— begin DATASET RECORDS —

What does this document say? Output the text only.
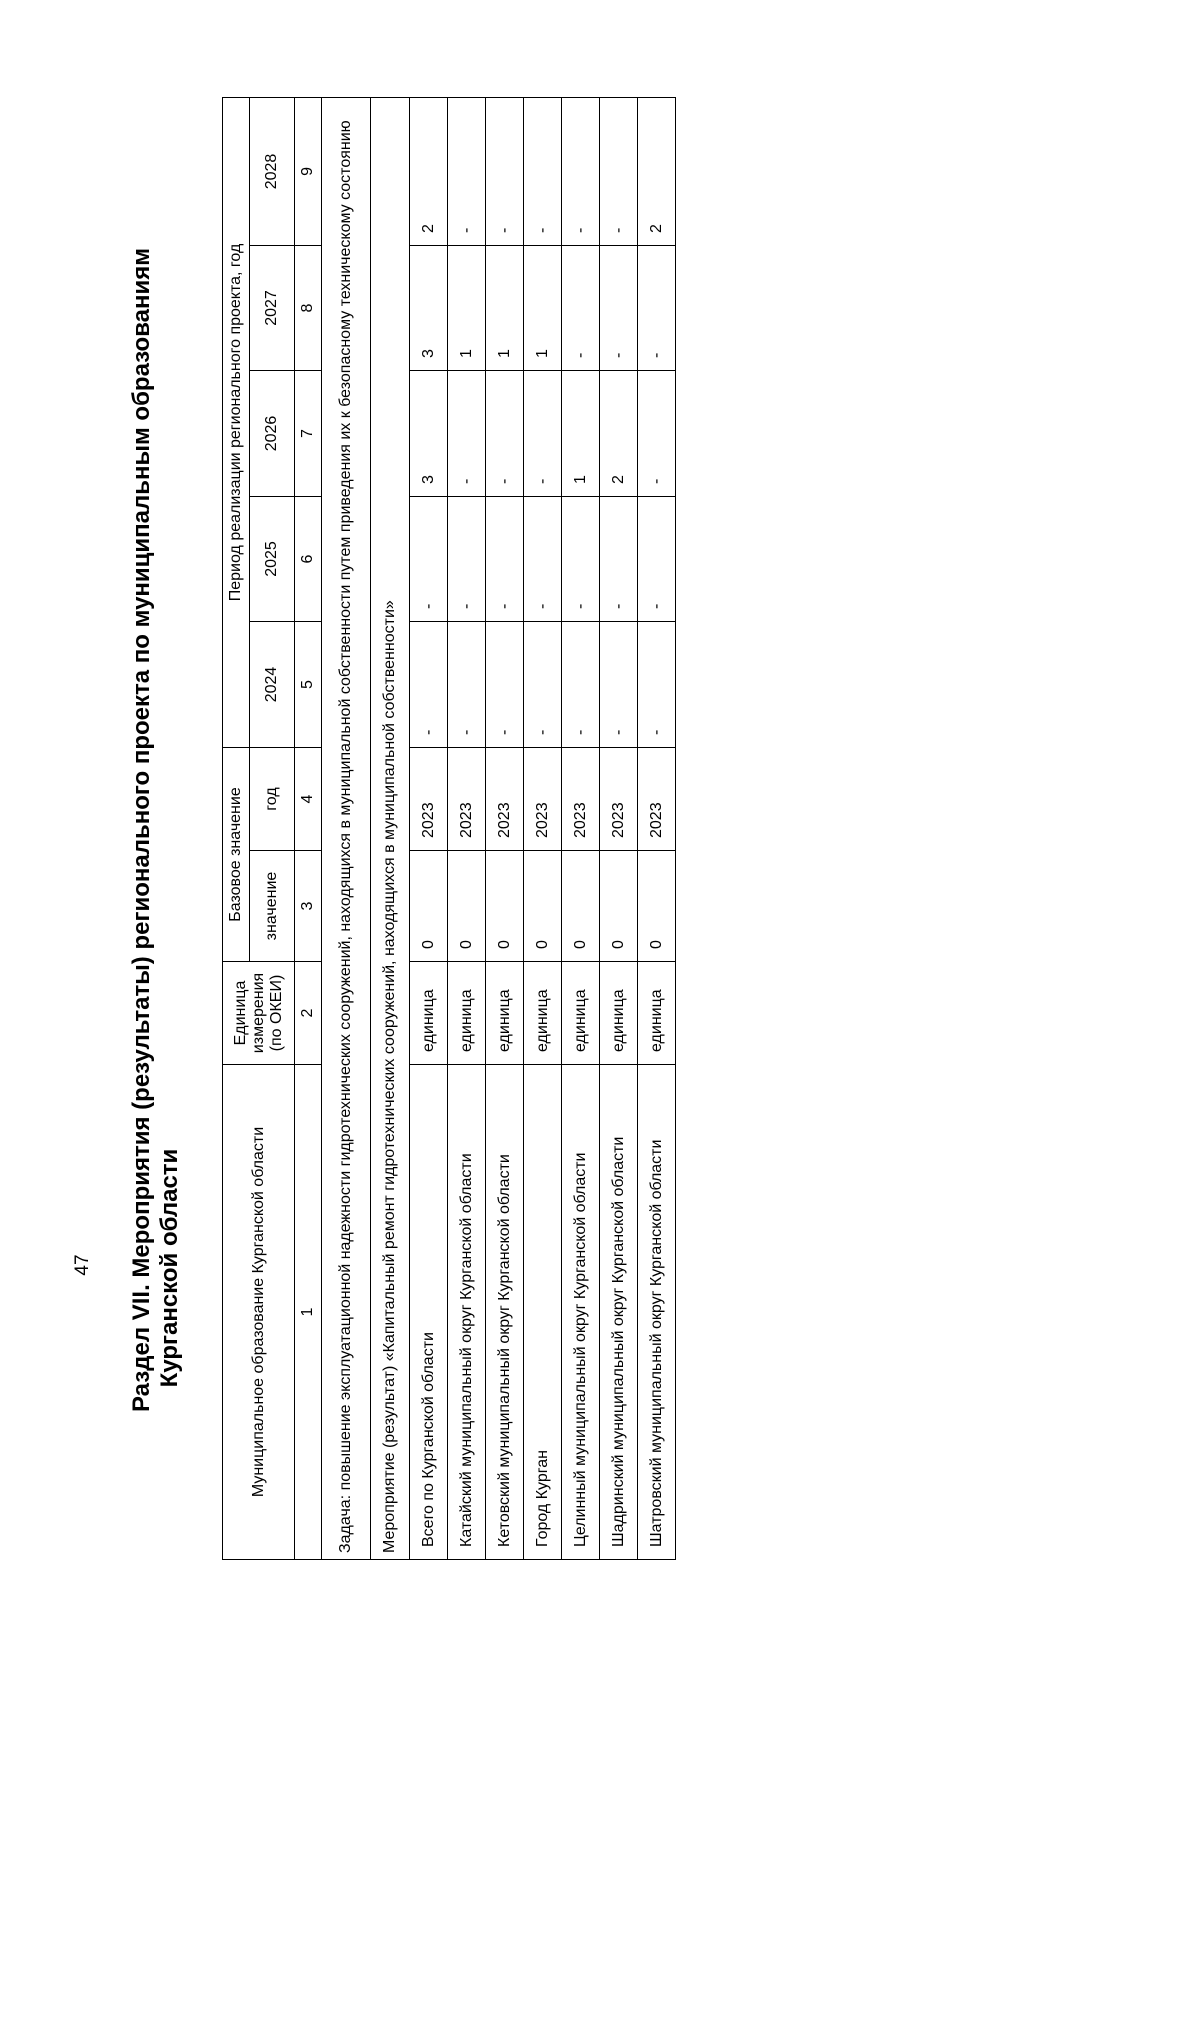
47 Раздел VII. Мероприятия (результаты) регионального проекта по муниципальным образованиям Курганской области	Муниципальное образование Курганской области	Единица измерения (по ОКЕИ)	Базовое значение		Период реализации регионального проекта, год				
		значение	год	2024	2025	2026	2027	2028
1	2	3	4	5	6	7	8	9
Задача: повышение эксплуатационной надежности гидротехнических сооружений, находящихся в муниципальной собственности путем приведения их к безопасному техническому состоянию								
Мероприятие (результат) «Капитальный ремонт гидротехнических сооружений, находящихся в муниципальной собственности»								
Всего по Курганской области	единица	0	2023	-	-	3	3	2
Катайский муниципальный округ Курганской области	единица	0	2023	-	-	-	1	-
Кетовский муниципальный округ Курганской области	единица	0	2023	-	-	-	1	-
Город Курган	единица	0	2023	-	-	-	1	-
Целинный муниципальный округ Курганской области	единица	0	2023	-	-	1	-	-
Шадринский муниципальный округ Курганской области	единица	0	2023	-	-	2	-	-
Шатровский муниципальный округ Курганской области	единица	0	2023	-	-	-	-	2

— end DATASET RECORDS —
— begin DATASET RECORDS —

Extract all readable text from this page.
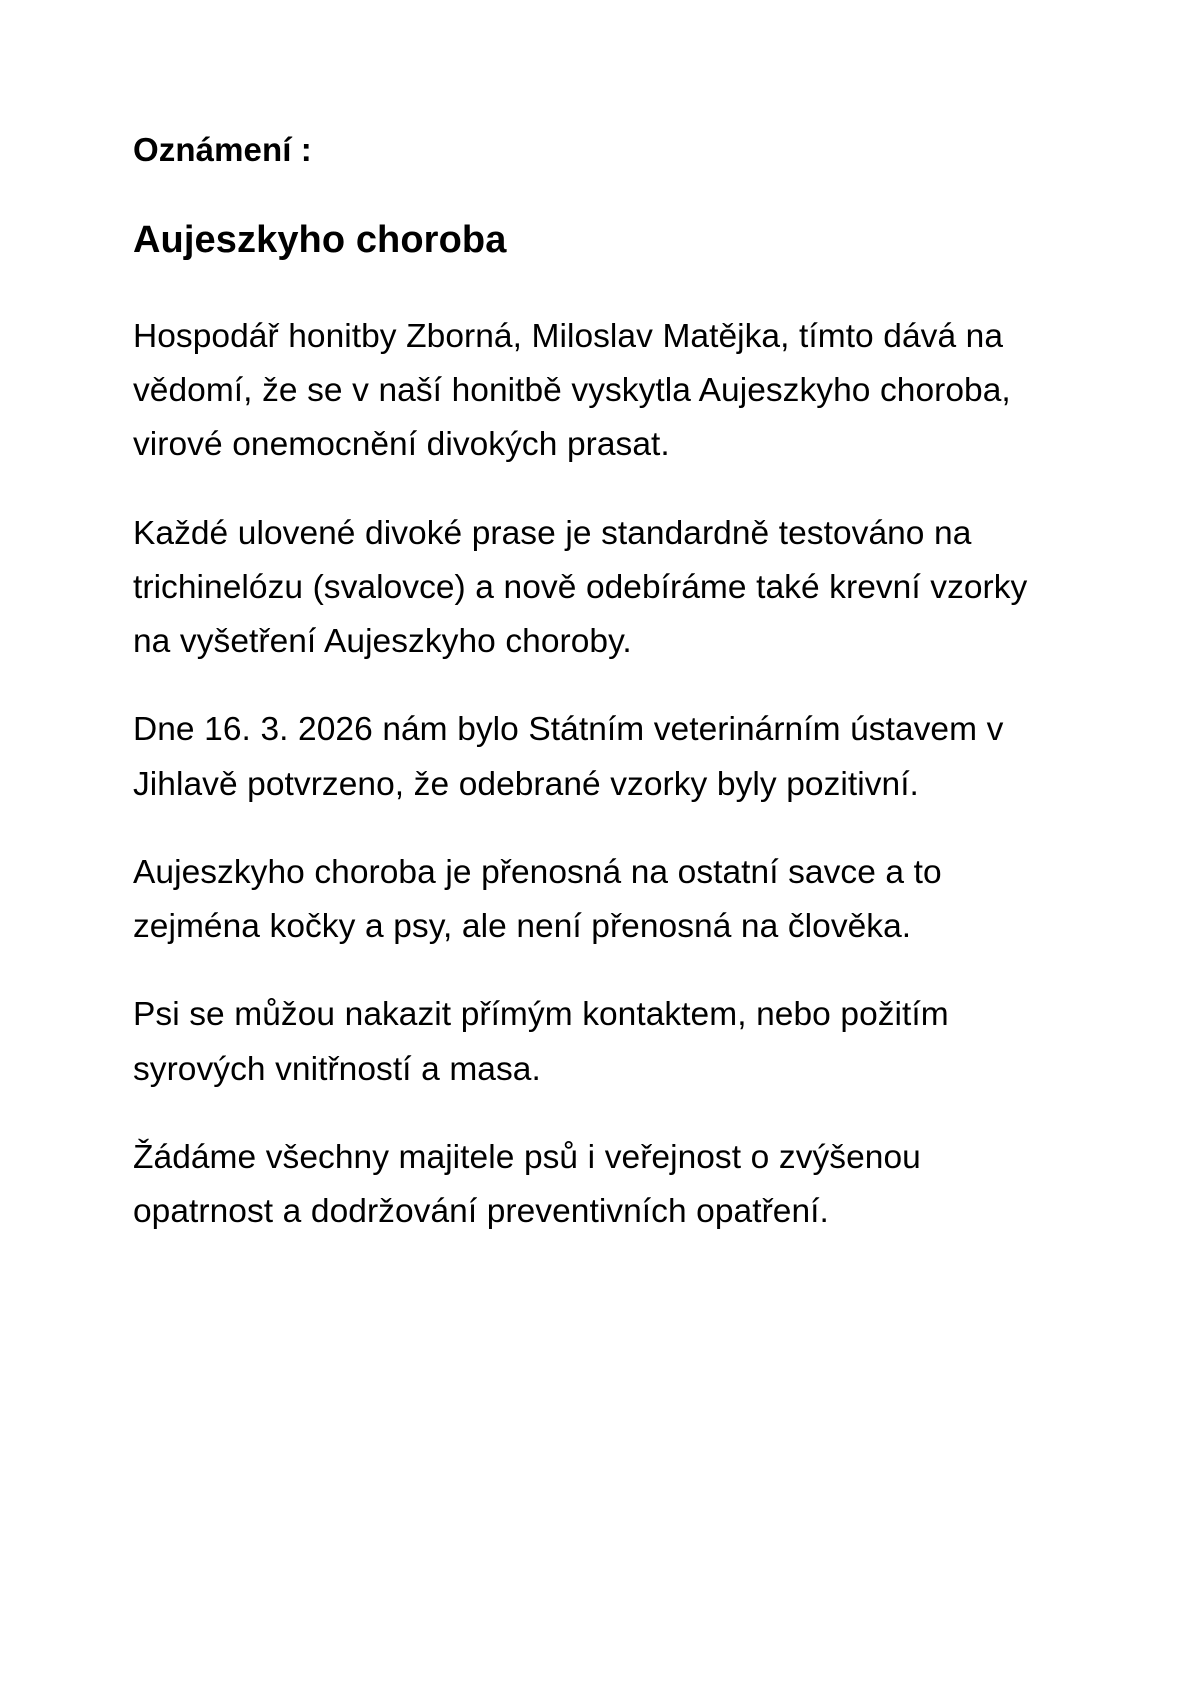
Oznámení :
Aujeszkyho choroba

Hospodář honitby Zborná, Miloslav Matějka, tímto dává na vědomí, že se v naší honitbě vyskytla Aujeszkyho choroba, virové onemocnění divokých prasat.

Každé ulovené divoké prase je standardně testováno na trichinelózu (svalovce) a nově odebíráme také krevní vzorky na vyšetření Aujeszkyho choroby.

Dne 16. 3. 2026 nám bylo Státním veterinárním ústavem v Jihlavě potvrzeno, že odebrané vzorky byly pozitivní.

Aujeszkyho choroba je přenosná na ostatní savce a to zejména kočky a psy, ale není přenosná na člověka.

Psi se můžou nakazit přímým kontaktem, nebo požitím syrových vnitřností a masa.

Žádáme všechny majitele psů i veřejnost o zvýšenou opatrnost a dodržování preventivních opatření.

— end DATASET RECORDS —
— begin DATASET RECORDS —

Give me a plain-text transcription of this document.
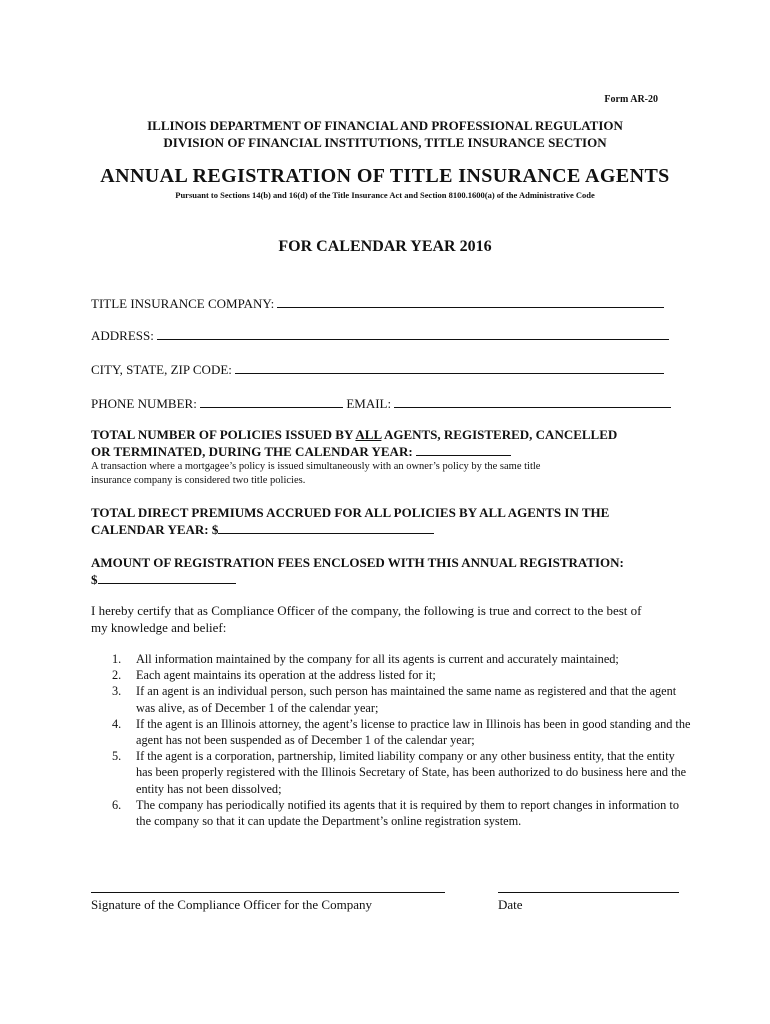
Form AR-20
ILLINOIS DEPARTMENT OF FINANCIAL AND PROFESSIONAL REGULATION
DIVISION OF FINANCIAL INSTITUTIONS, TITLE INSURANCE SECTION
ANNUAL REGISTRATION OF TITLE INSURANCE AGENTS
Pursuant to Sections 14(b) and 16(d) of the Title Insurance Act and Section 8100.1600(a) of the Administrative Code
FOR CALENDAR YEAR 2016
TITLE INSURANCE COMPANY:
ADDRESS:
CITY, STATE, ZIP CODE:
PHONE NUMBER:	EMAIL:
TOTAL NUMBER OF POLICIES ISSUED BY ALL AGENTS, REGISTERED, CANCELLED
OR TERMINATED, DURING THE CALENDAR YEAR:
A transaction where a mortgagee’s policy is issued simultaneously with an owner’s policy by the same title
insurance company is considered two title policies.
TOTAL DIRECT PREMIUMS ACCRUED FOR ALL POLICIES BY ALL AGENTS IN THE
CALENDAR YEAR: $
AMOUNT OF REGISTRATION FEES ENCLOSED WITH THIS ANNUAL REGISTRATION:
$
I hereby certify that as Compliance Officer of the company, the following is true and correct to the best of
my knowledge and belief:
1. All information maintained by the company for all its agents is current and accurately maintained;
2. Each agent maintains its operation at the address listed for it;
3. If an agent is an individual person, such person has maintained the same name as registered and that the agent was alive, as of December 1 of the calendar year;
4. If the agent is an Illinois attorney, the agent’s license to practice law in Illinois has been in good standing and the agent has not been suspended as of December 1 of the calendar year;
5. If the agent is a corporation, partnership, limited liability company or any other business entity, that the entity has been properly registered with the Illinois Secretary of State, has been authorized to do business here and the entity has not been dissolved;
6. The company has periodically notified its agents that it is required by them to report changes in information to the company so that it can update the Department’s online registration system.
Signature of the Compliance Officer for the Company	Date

— end DATASET RECORDS —

AIM
Pull out the lines above in which the word "Aujeszkyho" appears.

FINISHED ANSWER
Aujeszkyho choroba
Hospodář honitby Zborná, Miloslav Matějka, tímto dává na vědomí, že se v naší honitbě vyskytla Aujeszkyho choroba, virové onemocnění divokých prasat.
Každé ulovené divoké prase je standardně testováno na trichinelózu (svalovce) a nově odebíráme také krevní vzorky na vyšetření Aujeszkyho choroby.
Aujeszkyho choroba je přenosná na ostatní savce a to zejména kočky a psy, ale není přenosná na člověka.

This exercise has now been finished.